=== What to work on ===
Copy out the listing below, word for word and line by line, with nothing changed.

=== Provided records ===

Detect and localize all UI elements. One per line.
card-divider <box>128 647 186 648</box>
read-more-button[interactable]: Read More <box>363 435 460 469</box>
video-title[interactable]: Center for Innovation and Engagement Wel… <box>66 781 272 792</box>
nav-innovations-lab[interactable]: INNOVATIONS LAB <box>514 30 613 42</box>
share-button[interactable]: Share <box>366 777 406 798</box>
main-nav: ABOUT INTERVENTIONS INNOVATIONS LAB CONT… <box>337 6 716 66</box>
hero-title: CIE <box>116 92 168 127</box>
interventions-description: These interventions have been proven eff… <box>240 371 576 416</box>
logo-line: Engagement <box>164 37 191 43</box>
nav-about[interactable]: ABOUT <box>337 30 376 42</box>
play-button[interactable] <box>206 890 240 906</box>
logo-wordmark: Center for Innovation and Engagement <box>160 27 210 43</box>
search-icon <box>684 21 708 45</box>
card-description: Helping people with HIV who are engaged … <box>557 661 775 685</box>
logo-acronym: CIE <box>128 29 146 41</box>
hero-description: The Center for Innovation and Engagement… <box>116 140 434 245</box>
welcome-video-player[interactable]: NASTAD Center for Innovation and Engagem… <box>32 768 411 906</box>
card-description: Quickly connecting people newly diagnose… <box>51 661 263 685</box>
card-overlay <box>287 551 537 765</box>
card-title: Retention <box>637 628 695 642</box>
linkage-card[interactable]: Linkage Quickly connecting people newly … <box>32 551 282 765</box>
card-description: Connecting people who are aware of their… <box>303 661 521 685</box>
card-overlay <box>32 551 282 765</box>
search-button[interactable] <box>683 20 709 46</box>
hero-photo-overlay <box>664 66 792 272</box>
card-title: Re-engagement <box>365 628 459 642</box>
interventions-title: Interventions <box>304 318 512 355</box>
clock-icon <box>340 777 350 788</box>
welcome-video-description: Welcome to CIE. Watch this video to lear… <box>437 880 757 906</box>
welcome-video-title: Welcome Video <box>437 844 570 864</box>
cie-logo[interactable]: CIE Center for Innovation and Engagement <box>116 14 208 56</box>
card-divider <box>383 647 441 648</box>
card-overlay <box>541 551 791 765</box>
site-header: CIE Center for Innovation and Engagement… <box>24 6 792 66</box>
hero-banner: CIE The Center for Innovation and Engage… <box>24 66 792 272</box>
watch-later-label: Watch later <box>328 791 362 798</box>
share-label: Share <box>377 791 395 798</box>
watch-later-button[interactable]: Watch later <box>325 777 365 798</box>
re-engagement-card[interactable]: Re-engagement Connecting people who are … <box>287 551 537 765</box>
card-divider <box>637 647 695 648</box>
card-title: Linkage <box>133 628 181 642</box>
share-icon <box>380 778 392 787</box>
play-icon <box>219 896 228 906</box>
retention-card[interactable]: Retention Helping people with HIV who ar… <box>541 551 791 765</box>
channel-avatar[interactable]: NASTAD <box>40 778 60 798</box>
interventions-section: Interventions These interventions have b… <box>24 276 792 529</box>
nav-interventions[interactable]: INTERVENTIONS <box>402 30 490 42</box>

=== Expected output ===
Detect and localize all UI elements. One per line.
card-divider <box>128 647 186 648</box>
read-more-button[interactable]: Read More <box>363 435 460 469</box>
video-title[interactable]: Center for Innovation and Engagement Wel… <box>66 781 272 792</box>
nav-innovations-lab[interactable]: INNOVATIONS LAB <box>514 30 613 42</box>
share-button[interactable]: Share <box>366 777 406 798</box>
main-nav: ABOUT INTERVENTIONS INNOVATIONS LAB CONT… <box>337 6 716 66</box>
hero-title: CIE <box>116 92 168 127</box>
interventions-description: These interventions have been proven eff… <box>240 371 576 416</box>
logo-line: Engagement <box>164 37 191 43</box>
nav-about[interactable]: ABOUT <box>337 30 376 42</box>
play-button[interactable] <box>206 890 240 906</box>
logo-wordmark: Center for Innovation and Engagement <box>160 27 210 43</box>
search-icon <box>684 21 708 45</box>
card-description: Helping people with HIV who are engaged … <box>557 661 775 685</box>
logo-acronym: CIE <box>128 29 146 41</box>
hero-description: The Center for Innovation and Engagement… <box>116 140 434 245</box>
welcome-video-player[interactable]: NASTAD Center for Innovation and Engagem… <box>32 768 411 906</box>
card-description: Quickly connecting people newly diagnose… <box>51 661 263 685</box>
card-overlay <box>287 551 537 765</box>
card-title: Retention <box>637 628 695 642</box>
linkage-card[interactable]: Linkage Quickly connecting people newly … <box>32 551 282 765</box>
card-description: Connecting people who are aware of their… <box>303 661 521 685</box>
card-overlay <box>32 551 282 765</box>
search-button[interactable] <box>683 20 709 46</box>
hero-photo-overlay <box>664 66 792 272</box>
card-title: Re-engagement <box>365 628 459 642</box>
interventions-title: Interventions <box>304 318 512 355</box>
clock-icon <box>340 777 350 788</box>
welcome-video-description: Welcome to CIE. Watch this video to lear… <box>437 880 757 906</box>
welcome-video-title: Welcome Video <box>437 844 570 864</box>
cie-logo[interactable]: CIE Center for Innovation and Engagement <box>116 14 208 56</box>
card-divider <box>383 647 441 648</box>
card-overlay <box>541 551 791 765</box>
site-header: CIE Center for Innovation and Engagement… <box>24 6 792 66</box>
hero-banner: CIE The Center for Innovation and Engage… <box>24 66 792 272</box>
watch-later-label: Watch later <box>328 791 362 798</box>
share-label: Share <box>377 791 395 798</box>
watch-later-button[interactable]: Watch later <box>325 777 365 798</box>
re-engagement-card[interactable]: Re-engagement Connecting people who are … <box>287 551 537 765</box>
card-divider <box>637 647 695 648</box>
card-title: Linkage <box>133 628 181 642</box>
share-icon <box>380 778 392 787</box>
play-icon <box>219 896 228 906</box>
retention-card[interactable]: Retention Helping people with HIV who ar… <box>541 551 791 765</box>
channel-avatar[interactable]: NASTAD <box>40 778 60 798</box>
interventions-section: Interventions These interventions have b… <box>24 276 792 529</box>
nav-interventions[interactable]: INTERVENTIONS <box>402 30 490 42</box>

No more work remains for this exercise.